Directions for this task
Repeat each line word for word.
___ Supplied material ___
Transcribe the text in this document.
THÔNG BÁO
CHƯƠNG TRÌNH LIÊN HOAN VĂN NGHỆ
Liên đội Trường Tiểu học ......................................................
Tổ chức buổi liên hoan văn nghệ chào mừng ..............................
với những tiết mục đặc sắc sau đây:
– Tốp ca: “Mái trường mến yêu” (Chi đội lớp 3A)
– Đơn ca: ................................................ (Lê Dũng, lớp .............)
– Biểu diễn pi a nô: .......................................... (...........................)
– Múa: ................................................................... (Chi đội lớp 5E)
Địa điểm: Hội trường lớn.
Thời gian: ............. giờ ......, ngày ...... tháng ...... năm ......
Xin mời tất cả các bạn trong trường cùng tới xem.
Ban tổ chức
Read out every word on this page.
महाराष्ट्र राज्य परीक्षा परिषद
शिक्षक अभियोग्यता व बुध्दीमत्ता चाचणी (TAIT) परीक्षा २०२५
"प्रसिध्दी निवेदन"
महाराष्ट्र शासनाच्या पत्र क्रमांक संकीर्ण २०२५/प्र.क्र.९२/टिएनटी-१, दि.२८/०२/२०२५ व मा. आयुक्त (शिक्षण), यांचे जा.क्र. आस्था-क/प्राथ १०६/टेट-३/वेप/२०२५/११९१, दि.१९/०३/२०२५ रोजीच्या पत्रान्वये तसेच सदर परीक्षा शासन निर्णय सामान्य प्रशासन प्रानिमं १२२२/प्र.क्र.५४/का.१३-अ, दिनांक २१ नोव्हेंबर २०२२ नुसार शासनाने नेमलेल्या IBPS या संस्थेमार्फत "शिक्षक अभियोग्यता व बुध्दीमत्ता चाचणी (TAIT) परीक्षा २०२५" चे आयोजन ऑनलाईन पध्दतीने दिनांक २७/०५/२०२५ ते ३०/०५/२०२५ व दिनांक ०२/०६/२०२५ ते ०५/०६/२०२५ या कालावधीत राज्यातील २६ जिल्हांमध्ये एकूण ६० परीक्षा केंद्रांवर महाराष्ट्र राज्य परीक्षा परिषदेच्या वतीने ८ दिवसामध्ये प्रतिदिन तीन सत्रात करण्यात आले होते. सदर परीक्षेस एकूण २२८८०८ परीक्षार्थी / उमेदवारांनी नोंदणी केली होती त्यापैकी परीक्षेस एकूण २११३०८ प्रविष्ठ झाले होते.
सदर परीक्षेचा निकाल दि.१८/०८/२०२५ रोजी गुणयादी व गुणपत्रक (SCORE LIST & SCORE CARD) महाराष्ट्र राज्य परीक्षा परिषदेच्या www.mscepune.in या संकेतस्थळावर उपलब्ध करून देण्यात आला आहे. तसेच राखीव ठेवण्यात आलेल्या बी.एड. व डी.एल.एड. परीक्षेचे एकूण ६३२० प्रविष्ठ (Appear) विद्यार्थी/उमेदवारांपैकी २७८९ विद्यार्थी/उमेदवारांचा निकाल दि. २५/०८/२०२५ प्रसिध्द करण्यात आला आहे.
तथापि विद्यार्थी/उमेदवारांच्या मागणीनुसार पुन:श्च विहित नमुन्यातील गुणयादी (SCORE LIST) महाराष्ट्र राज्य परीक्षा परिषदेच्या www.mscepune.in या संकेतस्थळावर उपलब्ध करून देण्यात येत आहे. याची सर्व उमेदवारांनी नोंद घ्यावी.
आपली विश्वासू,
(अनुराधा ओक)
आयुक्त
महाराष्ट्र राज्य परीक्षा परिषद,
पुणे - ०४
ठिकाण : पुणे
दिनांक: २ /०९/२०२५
___
Written reply
Transcribe the text in this document.
THÔNG BÁO
CHƯƠNG TRÌNH LIÊN HOAN VĂN NGHỆ
Liên đội Trường Tiểu học ......................................................
Tổ chức buổi liên hoan văn nghệ chào mừng ..............................
với những tiết mục đặc sắc sau đây:
– Tốp ca: “Mái trường mến yêu” (Chi đội lớp 3A)
– Đơn ca: ................................................ (Lê Dũng, lớp .............)
– Biểu diễn pi a nô: .......................................... (...........................)
– Múa: ................................................................... (Chi đội lớp 5E)
Địa điểm: Hội trường lớn.
Thời gian: ............. giờ ......, ngày ...... tháng ...... năm ......
Xin mời tất cả các bạn trong trường cùng tới xem.
Ban tổ chức
Read out every word on this page.
महाराष्ट्र राज्य परीक्षा परिषद
शिक्षक अभियोग्यता व बुध्दीमत्ता चाचणी (TAIT) परीक्षा २०२५
"प्रसिध्दी निवेदन"
महाराष्ट्र शासनाच्या पत्र क्रमांक संकीर्ण २०२५/प्र.क्र.९२/टिएनटी-१, दि.२८/०२/२०२५ व मा. आयुक्त (शिक्षण), यांचे जा.क्र. आस्था-क/प्राथ १०६/टेट-३/वेप/२०२५/११९१, दि.१९/०३/२०२५ रोजीच्या पत्रान्वये तसेच सदर परीक्षा शासन निर्णय सामान्य प्रशासन प्रानिमं १२२२/प्र.क्र.५४/का.१३-अ, दिनांक २१ नोव्हेंबर २०२२ नुसार शासनाने नेमलेल्या IBPS या संस्थेमार्फत "शिक्षक अभियोग्यता व बुध्दीमत्ता चाचणी (TAIT) परीक्षा २०२५" चे आयोजन ऑनलाईन पध्दतीने दिनांक २७/०५/२०२५ ते ३०/०५/२०२५ व दिनांक ०२/०६/२०२५ ते ०५/०६/२०२५ या कालावधीत राज्यातील २६ जिल्हांमध्ये एकूण ६० परीक्षा केंद्रांवर महाराष्ट्र राज्य परीक्षा परिषदेच्या वतीने ८ दिवसामध्ये प्रतिदिन तीन सत्रात करण्यात आले होते. सदर परीक्षेस एकूण २२८८०८ परीक्षार्थी / उमेदवारांनी नोंदणी केली होती त्यापैकी परीक्षेस एकूण २११३०८ प्रविष्ठ झाले होते.
सदर परीक्षेचा निकाल दि.१८/०८/२०२५ रोजी गुणयादी व गुणपत्रक (SCORE LIST & SCORE CARD) महाराष्ट्र राज्य परीक्षा परिषदेच्या www.mscepune.in या संकेतस्थळावर उपलब्ध करून देण्यात आला आहे. तसेच राखीव ठेवण्यात आलेल्या बी.एड. व डी.एल.एड. परीक्षेचे एकूण ६३२० प्रविष्ठ (Appear) विद्यार्थी/उमेदवारांपैकी २७८९ विद्यार्थी/उमेदवारांचा निकाल दि. २५/०८/२०२५ प्रसिध्द करण्यात आला आहे.
तथापि विद्यार्थी/उमेदवारांच्या मागणीनुसार पुन:श्च विहित नमुन्यातील गुणयादी (SCORE LIST) महाराष्ट्र राज्य परीक्षा परिषदेच्या www.mscepune.in या संकेतस्थळावर उपलब्ध करून देण्यात येत आहे. याची सर्व उमेदवारांनी नोंद घ्यावी.
आपली विश्वासू,
(अनुराधा ओक)
आयुक्त
महाराष्ट्र राज्य परीक्षा परिषद,
पुणे - ०४
ठिकाण : पुणे
दिनांक: २ /०९/२०२५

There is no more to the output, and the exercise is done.